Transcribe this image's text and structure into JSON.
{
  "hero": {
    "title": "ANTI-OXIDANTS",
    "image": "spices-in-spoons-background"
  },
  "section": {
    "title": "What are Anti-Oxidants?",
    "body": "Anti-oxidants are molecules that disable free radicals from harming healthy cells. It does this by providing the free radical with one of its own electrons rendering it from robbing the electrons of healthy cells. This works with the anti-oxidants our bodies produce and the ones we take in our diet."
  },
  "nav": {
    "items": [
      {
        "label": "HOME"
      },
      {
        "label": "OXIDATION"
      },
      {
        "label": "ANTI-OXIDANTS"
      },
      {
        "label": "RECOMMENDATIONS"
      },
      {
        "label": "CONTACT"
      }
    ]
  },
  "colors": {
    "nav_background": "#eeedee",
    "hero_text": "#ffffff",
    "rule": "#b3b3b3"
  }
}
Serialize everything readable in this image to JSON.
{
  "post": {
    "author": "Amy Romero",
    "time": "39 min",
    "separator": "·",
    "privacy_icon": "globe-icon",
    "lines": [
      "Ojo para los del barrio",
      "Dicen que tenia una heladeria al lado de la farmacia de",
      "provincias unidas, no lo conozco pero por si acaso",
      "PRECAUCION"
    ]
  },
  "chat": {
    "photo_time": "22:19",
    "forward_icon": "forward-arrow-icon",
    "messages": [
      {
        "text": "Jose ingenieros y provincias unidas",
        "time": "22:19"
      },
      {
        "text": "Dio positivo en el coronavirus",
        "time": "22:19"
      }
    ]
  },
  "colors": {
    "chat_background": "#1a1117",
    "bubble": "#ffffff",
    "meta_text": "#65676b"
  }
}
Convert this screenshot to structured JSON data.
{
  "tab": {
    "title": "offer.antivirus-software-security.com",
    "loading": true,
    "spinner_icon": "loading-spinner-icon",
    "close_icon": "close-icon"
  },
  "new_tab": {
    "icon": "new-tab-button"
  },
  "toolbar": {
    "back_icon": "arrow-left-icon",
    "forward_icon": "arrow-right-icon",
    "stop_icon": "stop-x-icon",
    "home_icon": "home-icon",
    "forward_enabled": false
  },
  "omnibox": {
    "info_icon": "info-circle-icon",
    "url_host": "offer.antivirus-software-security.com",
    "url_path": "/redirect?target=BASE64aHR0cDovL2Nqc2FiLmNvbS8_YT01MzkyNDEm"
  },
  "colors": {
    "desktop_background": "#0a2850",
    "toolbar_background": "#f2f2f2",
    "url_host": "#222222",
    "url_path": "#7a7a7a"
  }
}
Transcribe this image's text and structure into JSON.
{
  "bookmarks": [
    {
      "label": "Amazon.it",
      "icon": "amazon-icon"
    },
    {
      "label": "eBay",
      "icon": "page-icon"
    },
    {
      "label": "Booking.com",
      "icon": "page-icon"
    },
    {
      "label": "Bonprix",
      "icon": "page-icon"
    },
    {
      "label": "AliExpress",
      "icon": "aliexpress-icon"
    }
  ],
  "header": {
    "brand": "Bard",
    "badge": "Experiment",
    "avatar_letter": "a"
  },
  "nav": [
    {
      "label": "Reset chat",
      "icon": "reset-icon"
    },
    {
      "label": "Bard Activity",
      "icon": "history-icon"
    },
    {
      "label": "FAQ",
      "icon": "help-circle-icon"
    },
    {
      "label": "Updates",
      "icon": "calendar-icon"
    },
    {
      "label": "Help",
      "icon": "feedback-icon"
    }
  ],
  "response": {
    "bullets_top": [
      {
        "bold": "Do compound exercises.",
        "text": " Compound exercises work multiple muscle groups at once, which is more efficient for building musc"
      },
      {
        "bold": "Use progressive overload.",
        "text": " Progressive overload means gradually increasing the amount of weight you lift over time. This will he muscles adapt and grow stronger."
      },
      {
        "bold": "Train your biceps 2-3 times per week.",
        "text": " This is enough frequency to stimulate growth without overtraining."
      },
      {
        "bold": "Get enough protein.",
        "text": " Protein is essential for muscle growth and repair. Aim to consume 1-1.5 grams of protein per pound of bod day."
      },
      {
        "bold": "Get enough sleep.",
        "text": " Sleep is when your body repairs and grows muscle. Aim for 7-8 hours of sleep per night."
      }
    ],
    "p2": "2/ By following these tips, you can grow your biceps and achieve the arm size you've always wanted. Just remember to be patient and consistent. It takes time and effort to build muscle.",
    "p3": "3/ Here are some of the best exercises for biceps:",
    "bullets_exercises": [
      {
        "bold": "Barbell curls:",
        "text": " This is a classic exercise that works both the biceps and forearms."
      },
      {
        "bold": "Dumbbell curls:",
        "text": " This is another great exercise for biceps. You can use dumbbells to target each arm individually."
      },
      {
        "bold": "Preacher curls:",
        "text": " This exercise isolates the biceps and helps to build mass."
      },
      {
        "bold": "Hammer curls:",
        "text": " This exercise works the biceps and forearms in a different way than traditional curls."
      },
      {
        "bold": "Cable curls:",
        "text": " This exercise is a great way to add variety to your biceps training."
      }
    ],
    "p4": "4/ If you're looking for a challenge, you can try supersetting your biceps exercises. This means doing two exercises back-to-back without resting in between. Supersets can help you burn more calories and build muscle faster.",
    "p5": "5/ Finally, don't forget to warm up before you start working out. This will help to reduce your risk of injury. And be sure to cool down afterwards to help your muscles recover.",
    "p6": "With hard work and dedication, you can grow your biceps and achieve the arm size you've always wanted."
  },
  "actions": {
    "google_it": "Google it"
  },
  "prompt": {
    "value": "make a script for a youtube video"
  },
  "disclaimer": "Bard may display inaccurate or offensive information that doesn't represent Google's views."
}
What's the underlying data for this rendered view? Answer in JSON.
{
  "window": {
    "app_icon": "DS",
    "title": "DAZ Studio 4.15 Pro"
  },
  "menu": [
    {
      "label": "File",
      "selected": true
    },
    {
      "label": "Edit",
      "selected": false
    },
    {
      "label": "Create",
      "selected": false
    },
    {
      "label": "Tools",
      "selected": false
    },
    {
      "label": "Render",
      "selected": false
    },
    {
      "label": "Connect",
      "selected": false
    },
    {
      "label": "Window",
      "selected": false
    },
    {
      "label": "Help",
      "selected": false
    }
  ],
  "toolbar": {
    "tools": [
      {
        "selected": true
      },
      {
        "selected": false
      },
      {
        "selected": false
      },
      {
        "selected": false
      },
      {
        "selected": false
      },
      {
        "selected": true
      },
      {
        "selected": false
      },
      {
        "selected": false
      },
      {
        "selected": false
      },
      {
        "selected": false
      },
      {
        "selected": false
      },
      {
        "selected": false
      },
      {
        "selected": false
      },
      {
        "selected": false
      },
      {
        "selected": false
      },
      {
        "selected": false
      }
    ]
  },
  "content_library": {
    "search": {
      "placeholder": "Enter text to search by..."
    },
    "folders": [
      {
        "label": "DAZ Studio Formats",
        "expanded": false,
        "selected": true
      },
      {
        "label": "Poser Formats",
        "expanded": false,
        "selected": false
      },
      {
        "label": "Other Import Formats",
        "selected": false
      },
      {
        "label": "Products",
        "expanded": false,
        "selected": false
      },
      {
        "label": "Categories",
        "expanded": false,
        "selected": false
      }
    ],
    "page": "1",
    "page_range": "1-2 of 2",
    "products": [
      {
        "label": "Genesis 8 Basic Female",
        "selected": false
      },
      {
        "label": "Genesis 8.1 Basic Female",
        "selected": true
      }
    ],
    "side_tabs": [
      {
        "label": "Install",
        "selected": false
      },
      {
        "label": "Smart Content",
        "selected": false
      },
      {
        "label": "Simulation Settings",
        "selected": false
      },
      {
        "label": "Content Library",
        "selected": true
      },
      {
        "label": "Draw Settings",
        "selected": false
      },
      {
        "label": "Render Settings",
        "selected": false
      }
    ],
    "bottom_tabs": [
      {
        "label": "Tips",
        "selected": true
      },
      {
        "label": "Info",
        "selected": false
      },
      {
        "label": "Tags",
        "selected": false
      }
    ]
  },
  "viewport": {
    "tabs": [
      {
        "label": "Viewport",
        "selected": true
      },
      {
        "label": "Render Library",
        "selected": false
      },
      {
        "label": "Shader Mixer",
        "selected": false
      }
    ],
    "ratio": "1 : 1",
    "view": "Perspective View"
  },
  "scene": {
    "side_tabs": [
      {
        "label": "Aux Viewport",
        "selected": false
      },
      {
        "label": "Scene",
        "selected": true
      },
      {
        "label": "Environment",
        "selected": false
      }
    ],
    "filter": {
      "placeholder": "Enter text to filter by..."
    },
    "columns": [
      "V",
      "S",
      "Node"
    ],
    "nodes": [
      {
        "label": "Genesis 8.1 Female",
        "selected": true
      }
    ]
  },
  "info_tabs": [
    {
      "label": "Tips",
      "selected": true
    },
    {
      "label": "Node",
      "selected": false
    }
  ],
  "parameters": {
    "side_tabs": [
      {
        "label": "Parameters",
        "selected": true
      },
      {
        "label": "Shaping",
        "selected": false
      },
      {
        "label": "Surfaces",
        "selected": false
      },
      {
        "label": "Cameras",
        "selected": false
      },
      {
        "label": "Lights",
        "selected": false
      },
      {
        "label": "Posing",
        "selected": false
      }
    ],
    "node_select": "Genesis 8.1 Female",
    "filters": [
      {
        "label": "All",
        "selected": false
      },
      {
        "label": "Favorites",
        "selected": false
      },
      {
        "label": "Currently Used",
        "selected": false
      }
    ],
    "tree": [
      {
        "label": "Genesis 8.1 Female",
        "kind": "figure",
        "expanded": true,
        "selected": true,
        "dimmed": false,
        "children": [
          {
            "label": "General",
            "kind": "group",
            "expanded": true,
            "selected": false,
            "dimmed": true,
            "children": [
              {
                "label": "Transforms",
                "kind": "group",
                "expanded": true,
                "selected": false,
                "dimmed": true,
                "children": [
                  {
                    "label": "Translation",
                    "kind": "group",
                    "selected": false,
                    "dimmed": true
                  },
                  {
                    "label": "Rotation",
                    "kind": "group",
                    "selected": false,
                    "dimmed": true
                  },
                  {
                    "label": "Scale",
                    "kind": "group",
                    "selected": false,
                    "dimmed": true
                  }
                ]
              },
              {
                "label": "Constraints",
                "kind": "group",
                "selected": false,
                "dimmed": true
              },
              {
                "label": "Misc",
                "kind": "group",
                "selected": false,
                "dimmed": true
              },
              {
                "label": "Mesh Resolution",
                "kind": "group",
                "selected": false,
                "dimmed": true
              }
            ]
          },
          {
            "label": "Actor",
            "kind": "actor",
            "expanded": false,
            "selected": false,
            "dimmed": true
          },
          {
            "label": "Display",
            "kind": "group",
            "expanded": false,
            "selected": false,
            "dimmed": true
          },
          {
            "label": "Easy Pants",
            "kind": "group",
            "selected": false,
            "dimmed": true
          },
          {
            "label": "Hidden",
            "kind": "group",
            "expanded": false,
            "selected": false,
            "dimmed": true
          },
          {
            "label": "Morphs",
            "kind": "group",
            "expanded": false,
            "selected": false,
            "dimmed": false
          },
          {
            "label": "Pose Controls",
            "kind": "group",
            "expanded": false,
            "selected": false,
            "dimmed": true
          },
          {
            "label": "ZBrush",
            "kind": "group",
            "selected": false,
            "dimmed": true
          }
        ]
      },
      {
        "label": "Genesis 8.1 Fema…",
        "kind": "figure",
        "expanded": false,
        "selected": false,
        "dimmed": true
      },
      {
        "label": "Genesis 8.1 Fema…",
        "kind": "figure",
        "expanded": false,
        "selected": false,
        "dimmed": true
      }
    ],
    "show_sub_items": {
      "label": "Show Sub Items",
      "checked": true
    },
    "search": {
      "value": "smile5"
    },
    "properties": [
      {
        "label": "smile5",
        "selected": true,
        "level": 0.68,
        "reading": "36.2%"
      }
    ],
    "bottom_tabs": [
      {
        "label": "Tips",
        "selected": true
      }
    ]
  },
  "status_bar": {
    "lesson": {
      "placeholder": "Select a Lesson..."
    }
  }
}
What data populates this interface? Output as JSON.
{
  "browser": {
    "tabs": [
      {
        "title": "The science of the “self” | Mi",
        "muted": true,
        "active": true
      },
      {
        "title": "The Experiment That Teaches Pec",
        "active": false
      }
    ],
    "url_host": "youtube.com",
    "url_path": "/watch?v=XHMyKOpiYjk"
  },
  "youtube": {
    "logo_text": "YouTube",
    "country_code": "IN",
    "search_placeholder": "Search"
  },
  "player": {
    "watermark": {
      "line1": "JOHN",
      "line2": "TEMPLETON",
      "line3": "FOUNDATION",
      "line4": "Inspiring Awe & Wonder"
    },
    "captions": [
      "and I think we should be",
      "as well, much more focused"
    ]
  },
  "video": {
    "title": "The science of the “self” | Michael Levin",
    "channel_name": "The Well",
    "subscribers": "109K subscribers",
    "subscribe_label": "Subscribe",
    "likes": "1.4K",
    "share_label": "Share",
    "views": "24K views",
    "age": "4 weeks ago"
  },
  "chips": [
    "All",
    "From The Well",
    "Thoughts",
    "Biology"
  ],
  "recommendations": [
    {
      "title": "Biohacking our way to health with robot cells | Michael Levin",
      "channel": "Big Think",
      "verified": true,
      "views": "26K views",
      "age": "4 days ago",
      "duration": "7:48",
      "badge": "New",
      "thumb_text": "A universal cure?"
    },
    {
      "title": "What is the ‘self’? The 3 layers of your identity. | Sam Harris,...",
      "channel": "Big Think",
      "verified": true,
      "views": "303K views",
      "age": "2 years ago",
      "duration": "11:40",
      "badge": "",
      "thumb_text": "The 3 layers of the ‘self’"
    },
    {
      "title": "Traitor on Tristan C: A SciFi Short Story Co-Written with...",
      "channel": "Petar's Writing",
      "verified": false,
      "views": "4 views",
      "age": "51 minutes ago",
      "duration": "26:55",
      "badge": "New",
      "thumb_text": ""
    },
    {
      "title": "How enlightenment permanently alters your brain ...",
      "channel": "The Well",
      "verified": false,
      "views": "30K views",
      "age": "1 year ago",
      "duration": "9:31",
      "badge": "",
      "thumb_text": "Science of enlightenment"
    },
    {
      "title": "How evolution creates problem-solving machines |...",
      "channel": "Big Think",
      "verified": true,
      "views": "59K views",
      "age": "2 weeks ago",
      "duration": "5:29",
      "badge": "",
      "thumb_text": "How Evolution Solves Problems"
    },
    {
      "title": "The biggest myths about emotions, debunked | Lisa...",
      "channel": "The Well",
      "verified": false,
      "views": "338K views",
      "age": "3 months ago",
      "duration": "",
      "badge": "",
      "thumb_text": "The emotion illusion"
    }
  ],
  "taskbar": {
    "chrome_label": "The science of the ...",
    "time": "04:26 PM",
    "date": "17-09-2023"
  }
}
■ ■ ■ ■
Only lines with the word "great" should be collected from the material.

        "text": " This is another great exercise for biceps. You can use dumbbells to target each arm individually."
        "text": " This exercise is a great way to add variety to your biceps training."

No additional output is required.